◆ **WRITTEN REQUEST**: Give the count of lines in the data that include the string "DSED", with no added remarks.

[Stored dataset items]
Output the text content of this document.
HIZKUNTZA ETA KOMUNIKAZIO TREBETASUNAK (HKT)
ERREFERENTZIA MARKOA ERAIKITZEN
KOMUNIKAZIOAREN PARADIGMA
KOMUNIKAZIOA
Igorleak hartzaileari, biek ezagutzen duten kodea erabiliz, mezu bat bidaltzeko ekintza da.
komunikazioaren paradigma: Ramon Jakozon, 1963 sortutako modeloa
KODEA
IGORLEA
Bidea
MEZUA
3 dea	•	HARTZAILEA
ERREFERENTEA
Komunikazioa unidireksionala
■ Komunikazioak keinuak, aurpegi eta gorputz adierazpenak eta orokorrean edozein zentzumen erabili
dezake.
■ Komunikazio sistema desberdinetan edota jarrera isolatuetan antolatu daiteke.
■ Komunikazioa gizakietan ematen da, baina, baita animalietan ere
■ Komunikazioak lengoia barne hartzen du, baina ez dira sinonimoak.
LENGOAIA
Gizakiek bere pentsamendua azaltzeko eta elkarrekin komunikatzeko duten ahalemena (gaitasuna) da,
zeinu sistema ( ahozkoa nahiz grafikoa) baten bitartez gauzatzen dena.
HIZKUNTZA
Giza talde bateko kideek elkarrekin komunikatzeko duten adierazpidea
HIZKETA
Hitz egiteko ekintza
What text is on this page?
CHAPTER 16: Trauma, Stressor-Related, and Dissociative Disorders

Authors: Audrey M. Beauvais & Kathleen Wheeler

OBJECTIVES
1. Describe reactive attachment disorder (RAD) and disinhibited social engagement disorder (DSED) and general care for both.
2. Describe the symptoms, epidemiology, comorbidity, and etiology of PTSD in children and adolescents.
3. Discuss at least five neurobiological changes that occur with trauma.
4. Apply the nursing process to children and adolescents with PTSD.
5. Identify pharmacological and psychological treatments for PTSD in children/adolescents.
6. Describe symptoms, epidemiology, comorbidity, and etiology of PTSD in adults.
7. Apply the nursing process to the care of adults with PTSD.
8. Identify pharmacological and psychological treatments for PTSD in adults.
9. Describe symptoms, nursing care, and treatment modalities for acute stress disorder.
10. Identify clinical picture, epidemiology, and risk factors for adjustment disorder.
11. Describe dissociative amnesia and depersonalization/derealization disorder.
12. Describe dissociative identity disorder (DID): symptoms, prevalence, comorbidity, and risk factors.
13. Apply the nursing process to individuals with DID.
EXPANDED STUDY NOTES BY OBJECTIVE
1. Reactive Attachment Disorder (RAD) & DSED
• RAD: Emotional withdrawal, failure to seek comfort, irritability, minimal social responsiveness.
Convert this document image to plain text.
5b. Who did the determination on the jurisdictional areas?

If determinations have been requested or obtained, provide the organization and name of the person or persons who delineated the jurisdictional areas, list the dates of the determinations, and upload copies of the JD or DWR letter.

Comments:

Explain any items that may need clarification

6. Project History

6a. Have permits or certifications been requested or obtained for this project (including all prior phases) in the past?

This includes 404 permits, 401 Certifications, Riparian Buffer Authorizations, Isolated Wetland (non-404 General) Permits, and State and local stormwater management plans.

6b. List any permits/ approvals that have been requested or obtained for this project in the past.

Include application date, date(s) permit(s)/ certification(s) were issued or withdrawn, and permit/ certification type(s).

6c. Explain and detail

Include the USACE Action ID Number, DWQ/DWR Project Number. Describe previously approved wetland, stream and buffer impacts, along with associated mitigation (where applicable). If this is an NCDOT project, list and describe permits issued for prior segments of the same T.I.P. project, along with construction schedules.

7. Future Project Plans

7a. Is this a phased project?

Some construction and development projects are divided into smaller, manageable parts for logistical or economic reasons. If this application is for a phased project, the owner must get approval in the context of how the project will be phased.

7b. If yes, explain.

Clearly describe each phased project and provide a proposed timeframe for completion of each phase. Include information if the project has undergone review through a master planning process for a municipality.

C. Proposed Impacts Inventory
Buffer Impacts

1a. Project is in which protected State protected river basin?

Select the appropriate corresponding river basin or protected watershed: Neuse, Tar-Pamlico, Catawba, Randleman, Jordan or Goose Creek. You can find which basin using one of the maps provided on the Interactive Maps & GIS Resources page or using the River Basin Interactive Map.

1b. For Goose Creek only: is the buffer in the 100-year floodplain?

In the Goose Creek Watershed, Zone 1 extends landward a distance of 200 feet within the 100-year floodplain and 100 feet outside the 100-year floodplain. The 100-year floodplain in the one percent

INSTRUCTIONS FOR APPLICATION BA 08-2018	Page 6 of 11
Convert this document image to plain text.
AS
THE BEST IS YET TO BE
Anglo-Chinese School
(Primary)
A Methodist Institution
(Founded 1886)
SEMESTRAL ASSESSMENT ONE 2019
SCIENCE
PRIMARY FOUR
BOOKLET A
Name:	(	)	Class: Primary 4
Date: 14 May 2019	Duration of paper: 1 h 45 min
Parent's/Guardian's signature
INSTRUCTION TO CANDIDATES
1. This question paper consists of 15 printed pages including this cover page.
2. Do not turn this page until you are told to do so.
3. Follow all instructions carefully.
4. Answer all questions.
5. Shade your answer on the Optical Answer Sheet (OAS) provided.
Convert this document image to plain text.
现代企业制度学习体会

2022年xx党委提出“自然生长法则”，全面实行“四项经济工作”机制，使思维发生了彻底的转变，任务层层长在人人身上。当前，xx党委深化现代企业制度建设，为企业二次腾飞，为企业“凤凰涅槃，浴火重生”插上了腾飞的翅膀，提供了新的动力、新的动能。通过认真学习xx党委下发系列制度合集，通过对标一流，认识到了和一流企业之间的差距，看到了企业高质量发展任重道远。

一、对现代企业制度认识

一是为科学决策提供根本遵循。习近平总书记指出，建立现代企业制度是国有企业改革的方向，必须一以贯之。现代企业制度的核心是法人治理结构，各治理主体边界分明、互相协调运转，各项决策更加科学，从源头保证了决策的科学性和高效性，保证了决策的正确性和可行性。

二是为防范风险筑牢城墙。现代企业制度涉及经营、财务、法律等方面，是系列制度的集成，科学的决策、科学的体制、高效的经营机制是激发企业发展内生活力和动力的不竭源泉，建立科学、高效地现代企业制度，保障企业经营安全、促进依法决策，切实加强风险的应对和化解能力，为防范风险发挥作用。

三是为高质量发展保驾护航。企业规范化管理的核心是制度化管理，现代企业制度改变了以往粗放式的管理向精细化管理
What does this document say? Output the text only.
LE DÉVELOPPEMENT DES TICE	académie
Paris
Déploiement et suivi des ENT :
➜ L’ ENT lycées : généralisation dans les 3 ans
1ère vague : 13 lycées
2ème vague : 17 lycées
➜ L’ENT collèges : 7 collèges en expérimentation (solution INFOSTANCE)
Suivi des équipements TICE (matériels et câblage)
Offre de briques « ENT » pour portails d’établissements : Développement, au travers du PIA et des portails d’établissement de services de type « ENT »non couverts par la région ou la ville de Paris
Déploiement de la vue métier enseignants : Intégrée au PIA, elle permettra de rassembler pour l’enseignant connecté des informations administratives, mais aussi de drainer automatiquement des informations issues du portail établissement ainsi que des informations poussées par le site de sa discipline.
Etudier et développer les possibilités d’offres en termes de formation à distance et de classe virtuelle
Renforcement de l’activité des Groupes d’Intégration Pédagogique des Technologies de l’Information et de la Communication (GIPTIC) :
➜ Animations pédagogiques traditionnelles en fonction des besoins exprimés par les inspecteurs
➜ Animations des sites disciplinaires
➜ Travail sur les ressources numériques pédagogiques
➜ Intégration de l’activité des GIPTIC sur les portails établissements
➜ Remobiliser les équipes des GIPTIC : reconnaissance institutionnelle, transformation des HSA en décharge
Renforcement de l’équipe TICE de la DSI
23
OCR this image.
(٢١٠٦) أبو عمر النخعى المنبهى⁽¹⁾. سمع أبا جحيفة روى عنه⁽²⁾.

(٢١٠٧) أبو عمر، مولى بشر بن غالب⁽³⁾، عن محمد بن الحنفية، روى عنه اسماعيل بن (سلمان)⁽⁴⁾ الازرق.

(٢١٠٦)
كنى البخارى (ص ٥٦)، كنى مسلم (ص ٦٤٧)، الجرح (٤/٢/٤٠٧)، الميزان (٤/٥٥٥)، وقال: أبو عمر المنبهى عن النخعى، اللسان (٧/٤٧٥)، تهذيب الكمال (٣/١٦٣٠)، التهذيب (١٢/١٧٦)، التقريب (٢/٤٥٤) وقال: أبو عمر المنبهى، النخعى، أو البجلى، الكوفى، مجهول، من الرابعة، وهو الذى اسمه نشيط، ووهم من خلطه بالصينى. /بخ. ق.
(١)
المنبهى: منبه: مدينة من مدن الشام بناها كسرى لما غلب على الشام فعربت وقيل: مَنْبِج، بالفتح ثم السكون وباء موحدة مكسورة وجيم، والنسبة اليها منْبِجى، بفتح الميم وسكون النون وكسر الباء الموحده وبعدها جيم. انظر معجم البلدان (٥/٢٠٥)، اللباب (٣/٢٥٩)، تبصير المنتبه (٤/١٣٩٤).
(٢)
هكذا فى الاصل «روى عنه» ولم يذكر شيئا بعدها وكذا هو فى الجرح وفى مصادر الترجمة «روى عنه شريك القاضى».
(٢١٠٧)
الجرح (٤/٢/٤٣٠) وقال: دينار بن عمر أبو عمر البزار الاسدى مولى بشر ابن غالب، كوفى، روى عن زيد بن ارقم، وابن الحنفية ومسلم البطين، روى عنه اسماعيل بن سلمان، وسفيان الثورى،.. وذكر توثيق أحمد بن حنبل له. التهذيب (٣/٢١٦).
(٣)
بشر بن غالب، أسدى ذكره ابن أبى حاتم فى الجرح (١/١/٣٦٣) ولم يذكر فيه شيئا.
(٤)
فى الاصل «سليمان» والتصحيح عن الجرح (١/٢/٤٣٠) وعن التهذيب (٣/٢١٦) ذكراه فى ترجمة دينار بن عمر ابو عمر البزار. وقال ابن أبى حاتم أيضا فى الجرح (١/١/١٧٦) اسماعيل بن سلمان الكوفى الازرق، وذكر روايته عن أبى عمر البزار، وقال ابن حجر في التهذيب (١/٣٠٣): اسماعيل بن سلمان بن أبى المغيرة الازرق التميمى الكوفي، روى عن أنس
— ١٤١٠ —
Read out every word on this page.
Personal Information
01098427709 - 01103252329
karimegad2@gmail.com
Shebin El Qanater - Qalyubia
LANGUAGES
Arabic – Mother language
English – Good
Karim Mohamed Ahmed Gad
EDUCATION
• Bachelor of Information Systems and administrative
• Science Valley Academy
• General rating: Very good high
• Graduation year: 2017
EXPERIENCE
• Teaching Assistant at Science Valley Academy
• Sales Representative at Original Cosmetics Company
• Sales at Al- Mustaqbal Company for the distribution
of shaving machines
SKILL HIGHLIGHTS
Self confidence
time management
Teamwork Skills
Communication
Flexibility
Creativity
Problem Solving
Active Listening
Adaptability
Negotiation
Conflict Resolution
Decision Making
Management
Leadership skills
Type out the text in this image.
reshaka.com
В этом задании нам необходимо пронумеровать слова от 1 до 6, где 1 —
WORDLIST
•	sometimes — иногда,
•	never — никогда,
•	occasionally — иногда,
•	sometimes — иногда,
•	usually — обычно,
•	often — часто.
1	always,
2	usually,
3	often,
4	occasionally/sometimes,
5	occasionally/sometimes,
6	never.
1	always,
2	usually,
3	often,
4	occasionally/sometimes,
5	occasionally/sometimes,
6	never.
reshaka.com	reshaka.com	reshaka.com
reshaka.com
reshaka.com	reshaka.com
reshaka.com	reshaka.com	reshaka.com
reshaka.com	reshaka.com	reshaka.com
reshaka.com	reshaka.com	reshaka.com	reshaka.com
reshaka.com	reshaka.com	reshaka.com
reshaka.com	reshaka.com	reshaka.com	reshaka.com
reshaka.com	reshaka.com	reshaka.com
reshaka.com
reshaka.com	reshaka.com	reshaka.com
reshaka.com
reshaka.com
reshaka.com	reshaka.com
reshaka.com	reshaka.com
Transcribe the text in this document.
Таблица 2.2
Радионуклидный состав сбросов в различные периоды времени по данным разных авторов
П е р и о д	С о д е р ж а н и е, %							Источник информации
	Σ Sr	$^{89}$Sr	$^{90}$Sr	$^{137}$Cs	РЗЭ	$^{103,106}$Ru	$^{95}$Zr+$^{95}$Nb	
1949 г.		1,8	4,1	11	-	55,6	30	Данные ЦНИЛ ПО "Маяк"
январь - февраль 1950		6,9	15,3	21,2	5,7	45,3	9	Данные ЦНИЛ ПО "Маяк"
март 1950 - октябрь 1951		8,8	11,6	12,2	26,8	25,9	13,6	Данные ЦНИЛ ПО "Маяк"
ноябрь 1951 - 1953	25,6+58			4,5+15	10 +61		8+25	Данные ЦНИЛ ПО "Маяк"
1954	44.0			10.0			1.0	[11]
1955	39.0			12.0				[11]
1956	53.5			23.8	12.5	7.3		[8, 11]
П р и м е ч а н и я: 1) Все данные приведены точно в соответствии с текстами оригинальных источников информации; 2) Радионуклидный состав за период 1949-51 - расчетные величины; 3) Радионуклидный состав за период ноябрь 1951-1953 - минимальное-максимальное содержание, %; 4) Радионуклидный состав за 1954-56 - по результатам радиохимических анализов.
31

◆ **FULL SOLUTION**: 2